All lines from the one containing "Give me a plain-text" through the final line of the records below should be reproduced exactly, with the pictures left out.

════════

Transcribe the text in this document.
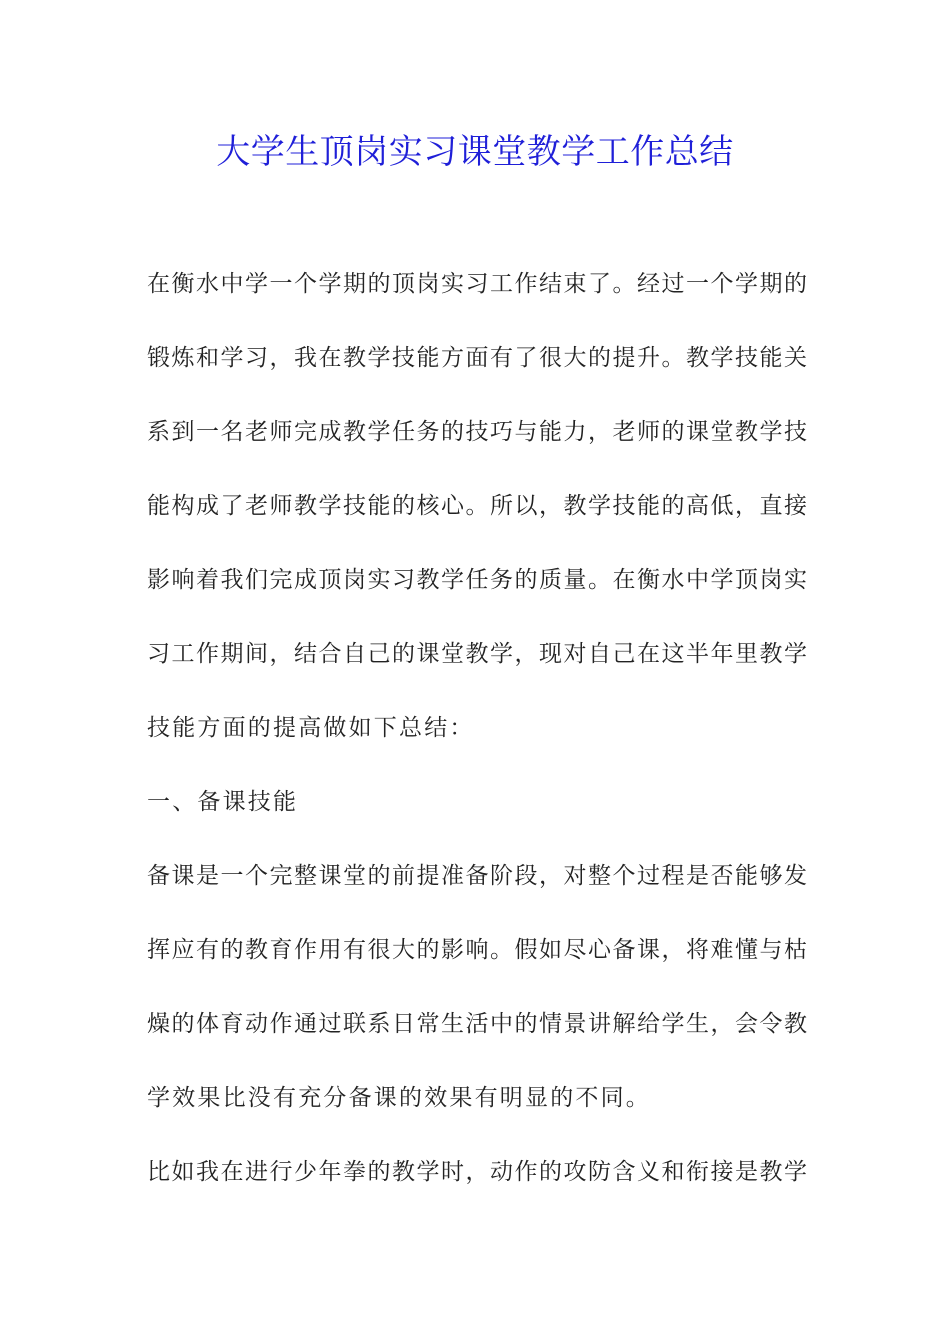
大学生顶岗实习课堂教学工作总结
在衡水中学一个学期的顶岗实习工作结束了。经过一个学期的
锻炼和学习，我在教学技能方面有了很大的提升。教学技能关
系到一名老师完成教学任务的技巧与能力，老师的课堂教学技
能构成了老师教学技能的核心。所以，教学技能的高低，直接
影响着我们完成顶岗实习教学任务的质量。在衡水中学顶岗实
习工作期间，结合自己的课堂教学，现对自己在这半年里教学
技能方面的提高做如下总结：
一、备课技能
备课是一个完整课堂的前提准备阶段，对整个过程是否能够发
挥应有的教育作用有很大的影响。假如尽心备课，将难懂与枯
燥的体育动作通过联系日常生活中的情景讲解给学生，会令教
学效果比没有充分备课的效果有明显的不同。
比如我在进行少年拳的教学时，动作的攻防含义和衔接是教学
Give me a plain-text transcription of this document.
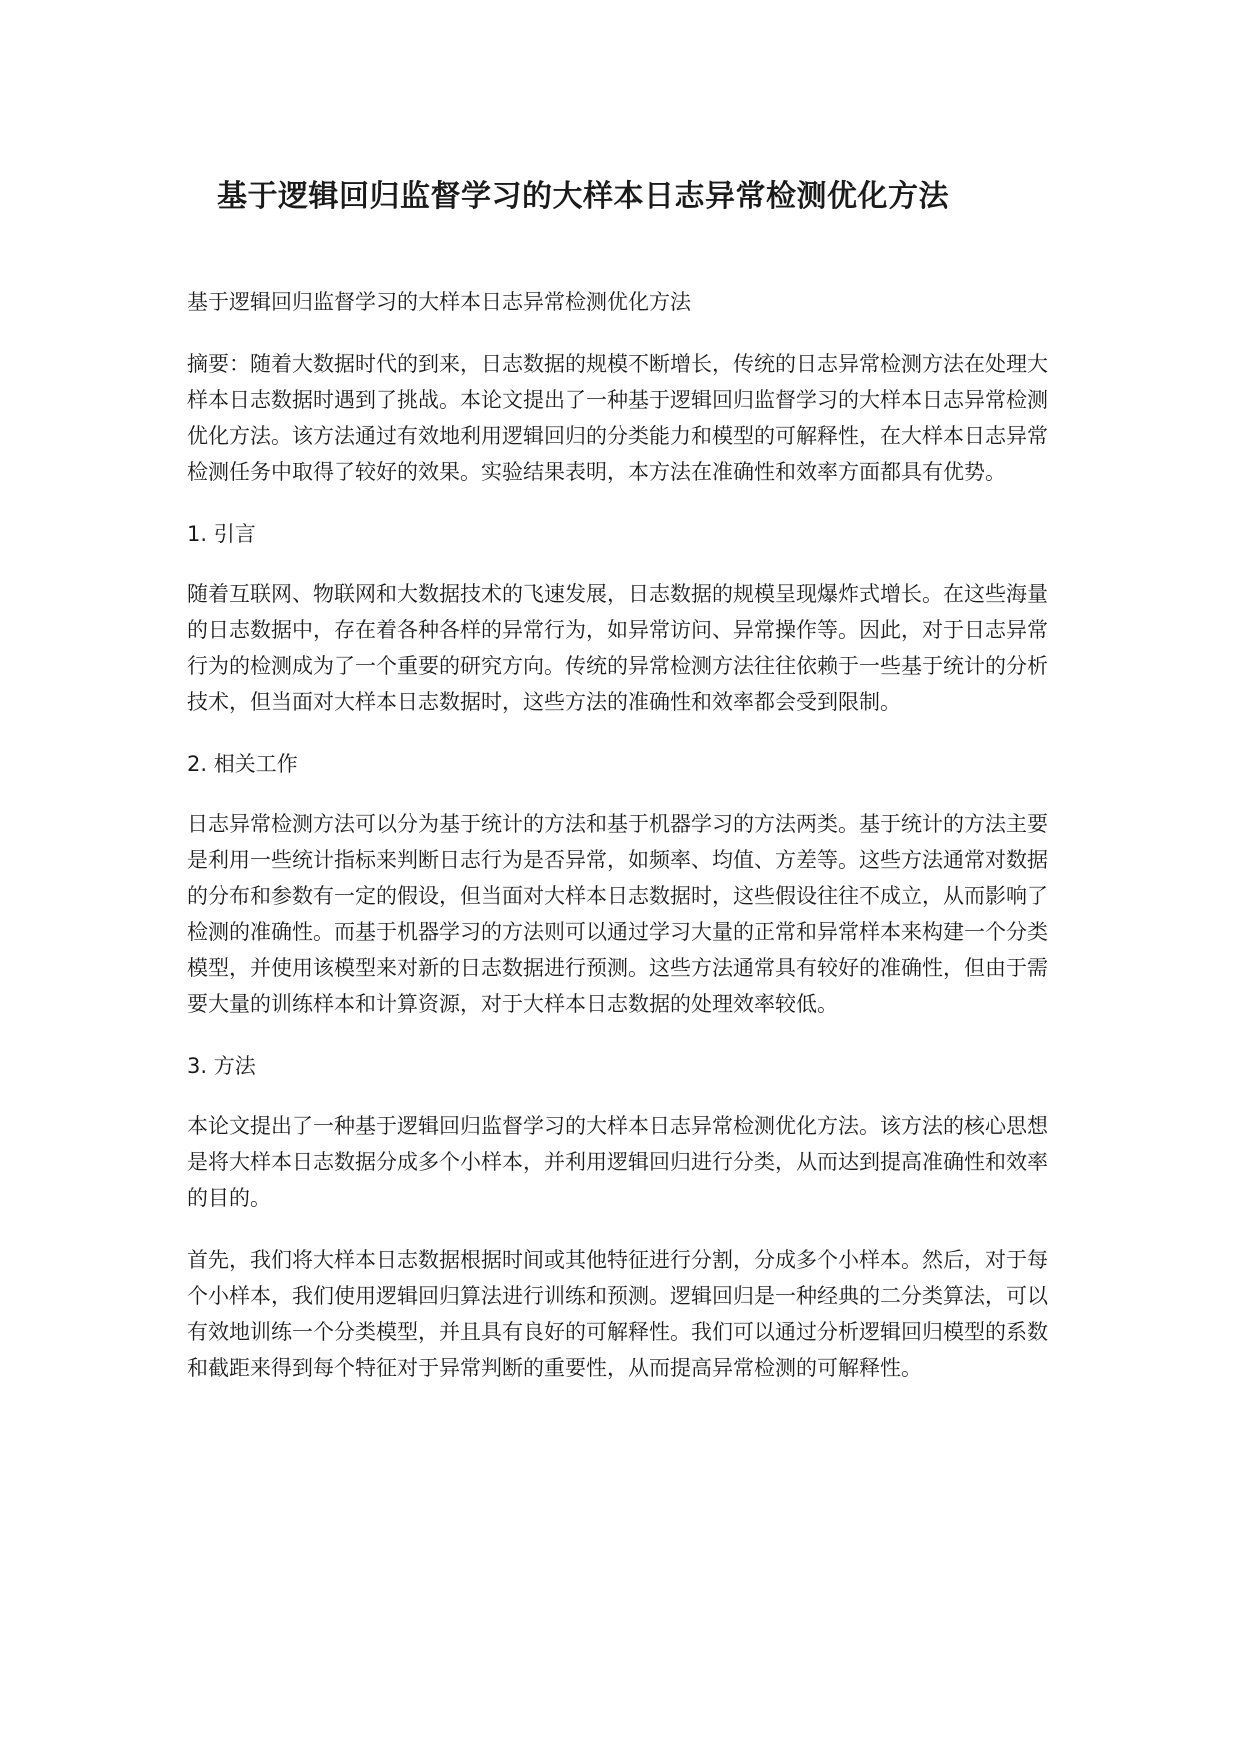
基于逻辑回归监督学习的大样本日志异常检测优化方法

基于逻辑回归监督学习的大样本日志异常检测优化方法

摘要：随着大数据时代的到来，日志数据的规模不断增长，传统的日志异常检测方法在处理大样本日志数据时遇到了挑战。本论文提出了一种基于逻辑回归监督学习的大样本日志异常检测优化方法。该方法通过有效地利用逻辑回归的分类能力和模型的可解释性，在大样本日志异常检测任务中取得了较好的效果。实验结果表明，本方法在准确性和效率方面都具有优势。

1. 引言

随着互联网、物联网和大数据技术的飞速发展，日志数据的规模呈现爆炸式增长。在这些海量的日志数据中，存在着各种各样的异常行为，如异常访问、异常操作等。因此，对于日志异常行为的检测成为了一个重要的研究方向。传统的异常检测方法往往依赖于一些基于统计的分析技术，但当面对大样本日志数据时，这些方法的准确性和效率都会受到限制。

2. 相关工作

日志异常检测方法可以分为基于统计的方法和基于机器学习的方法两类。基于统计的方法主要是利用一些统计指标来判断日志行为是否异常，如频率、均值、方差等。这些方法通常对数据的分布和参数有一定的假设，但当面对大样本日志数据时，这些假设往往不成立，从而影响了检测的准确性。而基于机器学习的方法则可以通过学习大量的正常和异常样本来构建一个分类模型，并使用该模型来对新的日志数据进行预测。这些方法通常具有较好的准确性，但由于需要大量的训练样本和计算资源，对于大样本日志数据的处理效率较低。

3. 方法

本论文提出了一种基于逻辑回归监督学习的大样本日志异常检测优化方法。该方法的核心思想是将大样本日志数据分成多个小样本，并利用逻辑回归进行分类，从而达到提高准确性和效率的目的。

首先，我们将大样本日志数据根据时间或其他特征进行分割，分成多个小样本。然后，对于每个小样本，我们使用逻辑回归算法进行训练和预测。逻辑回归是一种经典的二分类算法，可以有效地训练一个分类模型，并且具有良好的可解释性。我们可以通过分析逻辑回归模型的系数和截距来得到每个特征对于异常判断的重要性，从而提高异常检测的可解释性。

════════

## [ANSWER IN FULL]
Give me a plain-text transcription of this document.
基于逻辑回归监督学习的大样本日志异常检测优化方法

基于逻辑回归监督学习的大样本日志异常检测优化方法

摘要：随着大数据时代的到来，日志数据的规模不断增长，传统的日志异常检测方法在处理大样本日志数据时遇到了挑战。本论文提出了一种基于逻辑回归监督学习的大样本日志异常检测优化方法。该方法通过有效地利用逻辑回归的分类能力和模型的可解释性，在大样本日志异常检测任务中取得了较好的效果。实验结果表明，本方法在准确性和效率方面都具有优势。

1. 引言

随着互联网、物联网和大数据技术的飞速发展，日志数据的规模呈现爆炸式增长。在这些海量的日志数据中，存在着各种各样的异常行为，如异常访问、异常操作等。因此，对于日志异常行为的检测成为了一个重要的研究方向。传统的异常检测方法往往依赖于一些基于统计的分析技术，但当面对大样本日志数据时，这些方法的准确性和效率都会受到限制。

2. 相关工作

日志异常检测方法可以分为基于统计的方法和基于机器学习的方法两类。基于统计的方法主要是利用一些统计指标来判断日志行为是否异常，如频率、均值、方差等。这些方法通常对数据的分布和参数有一定的假设，但当面对大样本日志数据时，这些假设往往不成立，从而影响了检测的准确性。而基于机器学习的方法则可以通过学习大量的正常和异常样本来构建一个分类模型，并使用该模型来对新的日志数据进行预测。这些方法通常具有较好的准确性，但由于需要大量的训练样本和计算资源，对于大样本日志数据的处理效率较低。

3. 方法

本论文提出了一种基于逻辑回归监督学习的大样本日志异常检测优化方法。该方法的核心思想是将大样本日志数据分成多个小样本，并利用逻辑回归进行分类，从而达到提高准确性和效率的目的。

首先，我们将大样本日志数据根据时间或其他特征进行分割，分成多个小样本。然后，对于每个小样本，我们使用逻辑回归算法进行训练和预测。逻辑回归是一种经典的二分类算法，可以有效地训练一个分类模型，并且具有良好的可解释性。我们可以通过分析逻辑回归模型的系数和截距来得到每个特征对于异常判断的重要性，从而提高异常检测的可解释性。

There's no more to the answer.